• _EXERCISE AIM_: Skip the pictures and repeat each line of the data exactly.

• _DATASET EXCERPTS_:
* * * * * * *

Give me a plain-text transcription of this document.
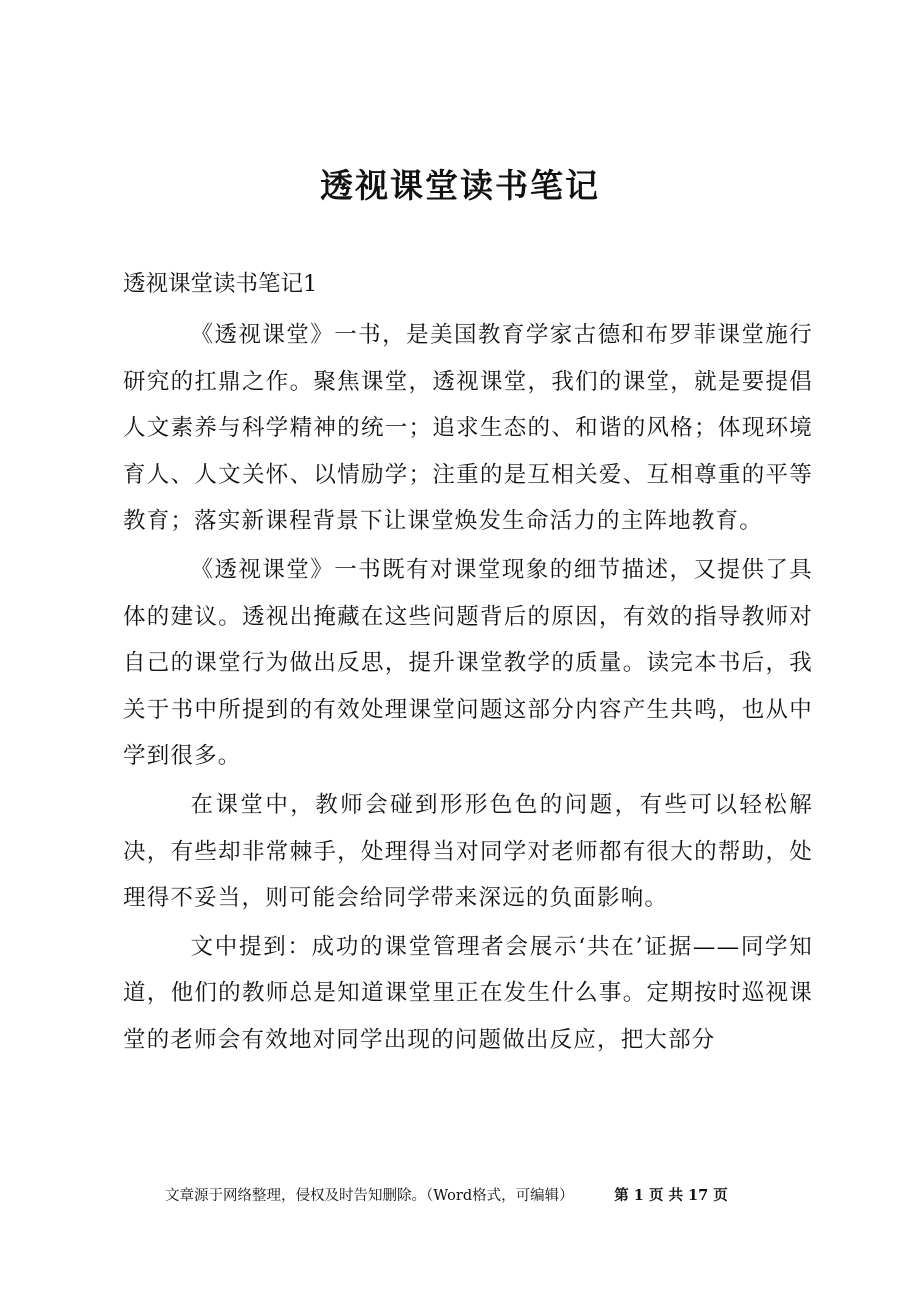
透视课堂读书笔记
透视课堂读书笔记1

《透视课堂》一书，是美国教育学家古德和布罗菲课堂施行研究的扛鼎之作。聚焦课堂，透视课堂，我们的课堂，就是要提倡人文素养与科学精神的统一；追求生态的、和谐的风格；体现环境育人、人文关怀、以情励学；注重的是互相关爱、互相尊重的平等教育；落实新课程背景下让课堂焕发生命活力的主阵地教育。

《透视课堂》一书既有对课堂现象的细节描述，又提供了具体的建议。透视出掩藏在这些问题背后的原因，有效的指导教师对自己的课堂行为做出反思，提升课堂教学的质量。读完本书后，我关于书中所提到的有效处理课堂问题这部分内容产生共鸣，也从中学到很多。

在课堂中，教师会碰到形形色色的问题，有些可以轻松解决，有些却非常棘手，处理得当对同学对老师都有很大的帮助，处理得不妥当，则可能会给同学带来深远的负面影响。

文中提到：成功的课堂管理者会展示‘共在’证据——同学知道，他们的教师总是知道课堂里正在发生什么事。定期按时巡视课堂的老师会有效地对同学出现的问题做出反应，把大部分

文章源于网络整理，侵权及时告知删除。（Word格式，可编辑）	第 1 页 共 17 页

* * * * * * *

• _RESULT FOR THIS TASK_:
Give me a plain-text transcription of this document.
透视课堂读书笔记
透视课堂读书笔记1

《透视课堂》一书，是美国教育学家古德和布罗菲课堂施行研究的扛鼎之作。聚焦课堂，透视课堂，我们的课堂，就是要提倡人文素养与科学精神的统一；追求生态的、和谐的风格；体现环境育人、人文关怀、以情励学；注重的是互相关爱、互相尊重的平等教育；落实新课程背景下让课堂焕发生命活力的主阵地教育。

《透视课堂》一书既有对课堂现象的细节描述，又提供了具体的建议。透视出掩藏在这些问题背后的原因，有效的指导教师对自己的课堂行为做出反思，提升课堂教学的质量。读完本书后，我关于书中所提到的有效处理课堂问题这部分内容产生共鸣，也从中学到很多。

在课堂中，教师会碰到形形色色的问题，有些可以轻松解决，有些却非常棘手，处理得当对同学对老师都有很大的帮助，处理得不妥当，则可能会给同学带来深远的负面影响。

文中提到：成功的课堂管理者会展示‘共在’证据——同学知道，他们的教师总是知道课堂里正在发生什么事。定期按时巡视课堂的老师会有效地对同学出现的问题做出反应，把大部分

文章源于网络整理，侵权及时告知删除。（Word格式，可编辑）	第 1 页 共 17 页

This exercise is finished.